[Start of section]

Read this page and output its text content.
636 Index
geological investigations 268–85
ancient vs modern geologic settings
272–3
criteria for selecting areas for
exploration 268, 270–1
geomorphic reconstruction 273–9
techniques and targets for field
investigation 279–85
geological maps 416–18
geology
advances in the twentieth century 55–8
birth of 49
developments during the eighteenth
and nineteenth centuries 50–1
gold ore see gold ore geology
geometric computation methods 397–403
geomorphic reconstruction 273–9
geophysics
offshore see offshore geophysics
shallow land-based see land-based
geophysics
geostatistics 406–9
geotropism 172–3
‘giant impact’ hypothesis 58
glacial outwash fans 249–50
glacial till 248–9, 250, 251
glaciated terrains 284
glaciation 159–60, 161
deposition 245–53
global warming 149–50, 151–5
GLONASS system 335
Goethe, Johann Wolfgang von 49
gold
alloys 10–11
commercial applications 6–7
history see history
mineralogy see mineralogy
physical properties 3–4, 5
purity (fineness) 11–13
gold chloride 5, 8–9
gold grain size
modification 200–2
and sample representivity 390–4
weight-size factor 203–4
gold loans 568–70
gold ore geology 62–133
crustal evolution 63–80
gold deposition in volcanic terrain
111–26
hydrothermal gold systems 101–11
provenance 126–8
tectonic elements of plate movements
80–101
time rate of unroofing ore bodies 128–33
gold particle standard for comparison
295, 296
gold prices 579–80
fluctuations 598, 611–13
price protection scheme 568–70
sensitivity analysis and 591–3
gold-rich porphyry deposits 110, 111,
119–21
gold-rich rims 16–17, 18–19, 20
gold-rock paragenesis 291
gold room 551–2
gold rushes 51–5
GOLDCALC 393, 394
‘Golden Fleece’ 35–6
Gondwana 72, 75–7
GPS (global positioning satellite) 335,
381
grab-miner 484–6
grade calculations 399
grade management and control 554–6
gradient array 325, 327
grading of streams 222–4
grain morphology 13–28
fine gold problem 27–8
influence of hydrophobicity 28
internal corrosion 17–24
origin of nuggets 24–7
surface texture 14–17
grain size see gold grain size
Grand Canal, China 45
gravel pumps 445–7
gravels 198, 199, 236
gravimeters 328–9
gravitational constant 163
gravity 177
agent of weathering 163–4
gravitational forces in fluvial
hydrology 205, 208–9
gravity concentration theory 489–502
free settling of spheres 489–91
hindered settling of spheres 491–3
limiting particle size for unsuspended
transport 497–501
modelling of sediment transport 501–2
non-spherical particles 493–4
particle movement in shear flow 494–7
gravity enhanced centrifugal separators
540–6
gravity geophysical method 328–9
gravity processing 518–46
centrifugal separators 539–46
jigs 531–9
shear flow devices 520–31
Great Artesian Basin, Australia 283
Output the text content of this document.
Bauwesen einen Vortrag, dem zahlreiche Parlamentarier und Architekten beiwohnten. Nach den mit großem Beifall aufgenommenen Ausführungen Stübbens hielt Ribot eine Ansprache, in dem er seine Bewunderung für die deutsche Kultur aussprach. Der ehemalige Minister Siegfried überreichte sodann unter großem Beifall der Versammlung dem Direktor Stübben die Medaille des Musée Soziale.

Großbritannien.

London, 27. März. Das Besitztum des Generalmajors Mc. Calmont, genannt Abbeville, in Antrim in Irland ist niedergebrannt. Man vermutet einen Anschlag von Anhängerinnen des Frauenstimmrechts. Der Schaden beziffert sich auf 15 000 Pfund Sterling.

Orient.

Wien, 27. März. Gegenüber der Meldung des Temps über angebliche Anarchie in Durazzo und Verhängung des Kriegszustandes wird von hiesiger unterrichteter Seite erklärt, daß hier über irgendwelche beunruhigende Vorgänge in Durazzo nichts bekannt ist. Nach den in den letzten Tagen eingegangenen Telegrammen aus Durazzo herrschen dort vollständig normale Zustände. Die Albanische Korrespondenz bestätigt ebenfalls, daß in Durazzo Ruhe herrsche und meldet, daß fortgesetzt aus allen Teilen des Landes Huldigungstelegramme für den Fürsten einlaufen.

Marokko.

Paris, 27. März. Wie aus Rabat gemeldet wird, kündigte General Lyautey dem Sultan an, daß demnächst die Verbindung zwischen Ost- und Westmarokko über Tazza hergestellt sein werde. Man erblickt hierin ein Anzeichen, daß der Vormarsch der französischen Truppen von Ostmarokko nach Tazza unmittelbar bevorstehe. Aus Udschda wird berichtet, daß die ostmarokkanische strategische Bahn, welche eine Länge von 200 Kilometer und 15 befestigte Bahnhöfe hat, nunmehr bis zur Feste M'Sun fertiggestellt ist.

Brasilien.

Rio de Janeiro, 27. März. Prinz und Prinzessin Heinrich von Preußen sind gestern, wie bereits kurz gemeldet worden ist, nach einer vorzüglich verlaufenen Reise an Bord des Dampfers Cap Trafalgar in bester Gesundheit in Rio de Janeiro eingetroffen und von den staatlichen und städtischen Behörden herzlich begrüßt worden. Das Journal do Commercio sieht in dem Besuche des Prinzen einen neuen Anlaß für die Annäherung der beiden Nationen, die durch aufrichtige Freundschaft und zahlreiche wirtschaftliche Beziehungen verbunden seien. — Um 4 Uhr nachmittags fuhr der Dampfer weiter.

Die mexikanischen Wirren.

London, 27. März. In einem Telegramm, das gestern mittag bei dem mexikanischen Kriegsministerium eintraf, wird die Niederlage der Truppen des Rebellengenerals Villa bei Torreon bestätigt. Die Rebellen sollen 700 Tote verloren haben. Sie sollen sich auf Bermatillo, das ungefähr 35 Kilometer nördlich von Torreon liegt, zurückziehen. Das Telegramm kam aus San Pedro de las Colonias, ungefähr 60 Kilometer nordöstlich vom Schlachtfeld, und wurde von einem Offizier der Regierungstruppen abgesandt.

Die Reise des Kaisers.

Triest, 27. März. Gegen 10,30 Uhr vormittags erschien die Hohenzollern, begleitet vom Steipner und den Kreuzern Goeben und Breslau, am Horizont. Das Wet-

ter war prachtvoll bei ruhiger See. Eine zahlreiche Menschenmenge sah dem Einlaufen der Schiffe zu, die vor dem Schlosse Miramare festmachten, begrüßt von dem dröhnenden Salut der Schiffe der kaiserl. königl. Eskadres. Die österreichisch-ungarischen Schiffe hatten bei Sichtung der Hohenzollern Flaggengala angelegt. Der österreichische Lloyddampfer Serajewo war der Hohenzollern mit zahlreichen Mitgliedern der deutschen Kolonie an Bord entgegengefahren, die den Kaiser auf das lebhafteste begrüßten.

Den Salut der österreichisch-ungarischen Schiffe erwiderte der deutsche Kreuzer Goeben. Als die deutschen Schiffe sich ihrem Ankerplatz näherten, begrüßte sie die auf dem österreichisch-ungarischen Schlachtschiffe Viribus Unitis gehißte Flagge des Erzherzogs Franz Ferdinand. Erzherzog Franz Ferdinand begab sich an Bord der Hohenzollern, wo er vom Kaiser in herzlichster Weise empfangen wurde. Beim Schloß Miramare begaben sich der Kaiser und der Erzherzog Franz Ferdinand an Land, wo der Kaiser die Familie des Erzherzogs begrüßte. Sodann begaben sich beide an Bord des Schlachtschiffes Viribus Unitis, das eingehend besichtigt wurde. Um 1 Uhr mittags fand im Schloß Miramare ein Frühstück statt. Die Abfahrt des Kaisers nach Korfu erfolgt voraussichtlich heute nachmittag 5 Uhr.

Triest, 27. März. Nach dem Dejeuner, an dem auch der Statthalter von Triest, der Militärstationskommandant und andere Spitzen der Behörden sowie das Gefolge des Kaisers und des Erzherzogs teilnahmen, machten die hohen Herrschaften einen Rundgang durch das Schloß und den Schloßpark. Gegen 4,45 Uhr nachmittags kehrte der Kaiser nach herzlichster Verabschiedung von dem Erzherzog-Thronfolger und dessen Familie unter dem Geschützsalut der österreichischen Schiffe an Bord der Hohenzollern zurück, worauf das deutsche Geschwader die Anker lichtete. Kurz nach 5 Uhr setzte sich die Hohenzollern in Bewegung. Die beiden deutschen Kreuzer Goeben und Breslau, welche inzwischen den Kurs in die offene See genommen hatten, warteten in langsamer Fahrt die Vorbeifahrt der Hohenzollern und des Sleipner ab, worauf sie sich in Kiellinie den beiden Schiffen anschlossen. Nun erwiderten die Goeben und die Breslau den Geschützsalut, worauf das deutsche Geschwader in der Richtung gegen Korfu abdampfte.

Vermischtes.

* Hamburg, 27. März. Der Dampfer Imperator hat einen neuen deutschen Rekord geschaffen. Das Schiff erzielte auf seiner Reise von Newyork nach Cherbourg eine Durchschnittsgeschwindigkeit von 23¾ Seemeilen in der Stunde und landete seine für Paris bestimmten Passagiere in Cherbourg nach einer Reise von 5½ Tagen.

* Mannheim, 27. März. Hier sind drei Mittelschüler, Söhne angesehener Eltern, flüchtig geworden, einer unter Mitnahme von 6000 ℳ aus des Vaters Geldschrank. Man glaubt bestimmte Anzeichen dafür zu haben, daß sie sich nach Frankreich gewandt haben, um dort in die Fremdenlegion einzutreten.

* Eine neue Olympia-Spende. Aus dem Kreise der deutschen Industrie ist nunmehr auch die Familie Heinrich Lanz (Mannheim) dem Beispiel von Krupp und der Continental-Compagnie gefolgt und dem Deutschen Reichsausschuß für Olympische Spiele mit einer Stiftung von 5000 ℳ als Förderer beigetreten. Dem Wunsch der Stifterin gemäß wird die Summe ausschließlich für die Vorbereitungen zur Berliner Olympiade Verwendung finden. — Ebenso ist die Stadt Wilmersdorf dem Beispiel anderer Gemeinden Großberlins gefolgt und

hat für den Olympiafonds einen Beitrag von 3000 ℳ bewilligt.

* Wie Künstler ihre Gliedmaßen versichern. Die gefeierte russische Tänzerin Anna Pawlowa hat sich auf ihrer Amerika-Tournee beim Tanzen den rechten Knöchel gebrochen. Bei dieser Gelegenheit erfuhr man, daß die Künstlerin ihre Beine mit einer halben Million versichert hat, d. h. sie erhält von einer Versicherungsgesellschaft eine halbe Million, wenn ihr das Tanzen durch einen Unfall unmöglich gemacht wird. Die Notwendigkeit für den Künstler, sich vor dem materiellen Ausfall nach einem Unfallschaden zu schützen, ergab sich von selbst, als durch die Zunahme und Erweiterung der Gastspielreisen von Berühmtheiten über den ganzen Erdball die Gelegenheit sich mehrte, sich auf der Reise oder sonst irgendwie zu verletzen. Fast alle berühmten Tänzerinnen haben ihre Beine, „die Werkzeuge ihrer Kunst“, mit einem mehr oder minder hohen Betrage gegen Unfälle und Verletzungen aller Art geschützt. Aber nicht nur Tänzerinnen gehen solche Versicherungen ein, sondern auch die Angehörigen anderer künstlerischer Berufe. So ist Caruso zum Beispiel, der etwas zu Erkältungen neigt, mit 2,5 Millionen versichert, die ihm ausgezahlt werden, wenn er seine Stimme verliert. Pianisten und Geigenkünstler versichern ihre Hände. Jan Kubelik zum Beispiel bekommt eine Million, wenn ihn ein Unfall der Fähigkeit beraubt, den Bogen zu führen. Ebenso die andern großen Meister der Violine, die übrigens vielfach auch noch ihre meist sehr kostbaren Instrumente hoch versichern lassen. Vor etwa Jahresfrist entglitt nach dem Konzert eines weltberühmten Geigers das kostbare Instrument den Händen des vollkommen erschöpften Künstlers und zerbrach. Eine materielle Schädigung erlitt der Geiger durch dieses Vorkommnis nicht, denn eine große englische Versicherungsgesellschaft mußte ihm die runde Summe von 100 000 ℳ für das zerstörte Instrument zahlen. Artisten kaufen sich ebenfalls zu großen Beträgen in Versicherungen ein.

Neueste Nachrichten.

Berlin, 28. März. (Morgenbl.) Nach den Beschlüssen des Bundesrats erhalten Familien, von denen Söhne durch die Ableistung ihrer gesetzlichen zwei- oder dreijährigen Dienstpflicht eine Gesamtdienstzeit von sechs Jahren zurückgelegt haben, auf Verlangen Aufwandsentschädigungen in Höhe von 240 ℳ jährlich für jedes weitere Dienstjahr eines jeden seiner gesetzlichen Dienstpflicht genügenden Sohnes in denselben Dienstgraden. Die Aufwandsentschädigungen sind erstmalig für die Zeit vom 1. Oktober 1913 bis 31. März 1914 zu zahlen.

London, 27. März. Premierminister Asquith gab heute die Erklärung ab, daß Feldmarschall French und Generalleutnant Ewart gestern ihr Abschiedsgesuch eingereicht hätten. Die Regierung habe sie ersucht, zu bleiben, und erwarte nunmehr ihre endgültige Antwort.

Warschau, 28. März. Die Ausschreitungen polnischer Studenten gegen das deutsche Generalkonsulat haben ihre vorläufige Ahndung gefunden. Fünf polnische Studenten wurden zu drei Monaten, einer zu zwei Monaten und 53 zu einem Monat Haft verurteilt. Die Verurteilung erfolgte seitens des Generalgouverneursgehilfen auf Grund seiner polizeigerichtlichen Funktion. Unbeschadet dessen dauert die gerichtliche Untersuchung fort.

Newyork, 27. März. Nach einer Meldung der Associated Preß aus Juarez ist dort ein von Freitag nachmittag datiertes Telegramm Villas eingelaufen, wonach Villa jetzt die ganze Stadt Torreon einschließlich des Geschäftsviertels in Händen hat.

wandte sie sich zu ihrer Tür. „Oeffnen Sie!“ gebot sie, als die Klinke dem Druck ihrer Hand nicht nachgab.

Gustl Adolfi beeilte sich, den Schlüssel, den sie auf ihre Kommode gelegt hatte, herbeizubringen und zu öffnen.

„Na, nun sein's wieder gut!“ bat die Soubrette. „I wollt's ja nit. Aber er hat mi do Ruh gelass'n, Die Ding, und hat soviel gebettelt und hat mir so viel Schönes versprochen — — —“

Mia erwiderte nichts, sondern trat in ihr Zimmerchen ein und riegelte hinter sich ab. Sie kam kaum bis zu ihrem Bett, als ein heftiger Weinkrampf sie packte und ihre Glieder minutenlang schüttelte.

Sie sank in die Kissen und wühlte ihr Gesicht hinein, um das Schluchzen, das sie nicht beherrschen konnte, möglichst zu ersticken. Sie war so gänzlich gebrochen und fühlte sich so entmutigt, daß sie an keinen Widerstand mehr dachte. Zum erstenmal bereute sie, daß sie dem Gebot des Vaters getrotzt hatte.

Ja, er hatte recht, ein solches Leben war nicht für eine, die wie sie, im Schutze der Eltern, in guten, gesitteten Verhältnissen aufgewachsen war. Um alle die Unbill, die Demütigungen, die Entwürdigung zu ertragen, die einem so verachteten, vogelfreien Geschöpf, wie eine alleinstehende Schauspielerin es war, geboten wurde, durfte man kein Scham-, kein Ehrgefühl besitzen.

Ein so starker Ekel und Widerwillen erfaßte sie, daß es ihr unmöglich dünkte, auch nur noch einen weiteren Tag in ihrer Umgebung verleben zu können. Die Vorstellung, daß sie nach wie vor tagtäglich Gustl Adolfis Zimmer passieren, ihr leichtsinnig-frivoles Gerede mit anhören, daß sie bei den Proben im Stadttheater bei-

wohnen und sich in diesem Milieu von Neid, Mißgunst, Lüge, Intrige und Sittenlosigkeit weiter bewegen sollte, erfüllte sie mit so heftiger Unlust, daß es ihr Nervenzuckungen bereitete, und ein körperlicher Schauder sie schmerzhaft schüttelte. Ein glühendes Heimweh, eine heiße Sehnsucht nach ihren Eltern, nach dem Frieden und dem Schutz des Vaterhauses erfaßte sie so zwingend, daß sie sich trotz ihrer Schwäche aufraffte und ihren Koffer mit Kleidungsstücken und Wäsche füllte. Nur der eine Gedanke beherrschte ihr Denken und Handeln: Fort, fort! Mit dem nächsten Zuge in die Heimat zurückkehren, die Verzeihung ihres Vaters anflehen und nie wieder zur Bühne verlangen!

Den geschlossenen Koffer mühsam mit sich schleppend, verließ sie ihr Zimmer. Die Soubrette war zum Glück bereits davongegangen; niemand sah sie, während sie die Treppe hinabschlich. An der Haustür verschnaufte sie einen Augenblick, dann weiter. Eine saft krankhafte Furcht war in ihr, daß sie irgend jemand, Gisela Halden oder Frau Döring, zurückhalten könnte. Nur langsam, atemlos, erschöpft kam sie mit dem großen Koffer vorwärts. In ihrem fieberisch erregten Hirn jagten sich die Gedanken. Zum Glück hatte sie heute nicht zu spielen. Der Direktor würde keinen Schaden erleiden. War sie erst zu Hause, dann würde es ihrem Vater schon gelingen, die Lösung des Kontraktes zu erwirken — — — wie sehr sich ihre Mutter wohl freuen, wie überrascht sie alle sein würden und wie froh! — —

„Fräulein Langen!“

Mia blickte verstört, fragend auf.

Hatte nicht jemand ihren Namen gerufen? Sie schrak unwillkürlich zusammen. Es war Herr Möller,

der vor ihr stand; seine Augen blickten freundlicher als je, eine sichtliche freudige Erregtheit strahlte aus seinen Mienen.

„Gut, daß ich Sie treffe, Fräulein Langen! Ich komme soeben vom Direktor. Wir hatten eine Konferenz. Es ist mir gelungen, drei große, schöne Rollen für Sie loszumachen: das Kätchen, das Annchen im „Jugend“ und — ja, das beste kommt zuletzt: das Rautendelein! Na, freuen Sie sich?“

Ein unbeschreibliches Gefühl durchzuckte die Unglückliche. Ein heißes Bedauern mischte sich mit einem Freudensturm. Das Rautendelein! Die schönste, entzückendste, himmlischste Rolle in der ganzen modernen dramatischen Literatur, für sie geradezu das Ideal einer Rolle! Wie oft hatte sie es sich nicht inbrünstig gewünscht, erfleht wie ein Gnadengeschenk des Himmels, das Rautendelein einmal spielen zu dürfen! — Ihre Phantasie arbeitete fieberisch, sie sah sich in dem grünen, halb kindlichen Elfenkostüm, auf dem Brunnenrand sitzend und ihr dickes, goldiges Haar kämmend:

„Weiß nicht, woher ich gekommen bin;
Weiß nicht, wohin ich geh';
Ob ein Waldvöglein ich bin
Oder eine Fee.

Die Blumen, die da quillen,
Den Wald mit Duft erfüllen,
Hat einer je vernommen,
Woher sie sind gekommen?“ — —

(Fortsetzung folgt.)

[End of section]

### Task prompt
From the material above, please return each line containing "size".

### Expected output
gold grain size
weight-size factor 203–4
grain size see gold grain size
limiting particle size for unsuspended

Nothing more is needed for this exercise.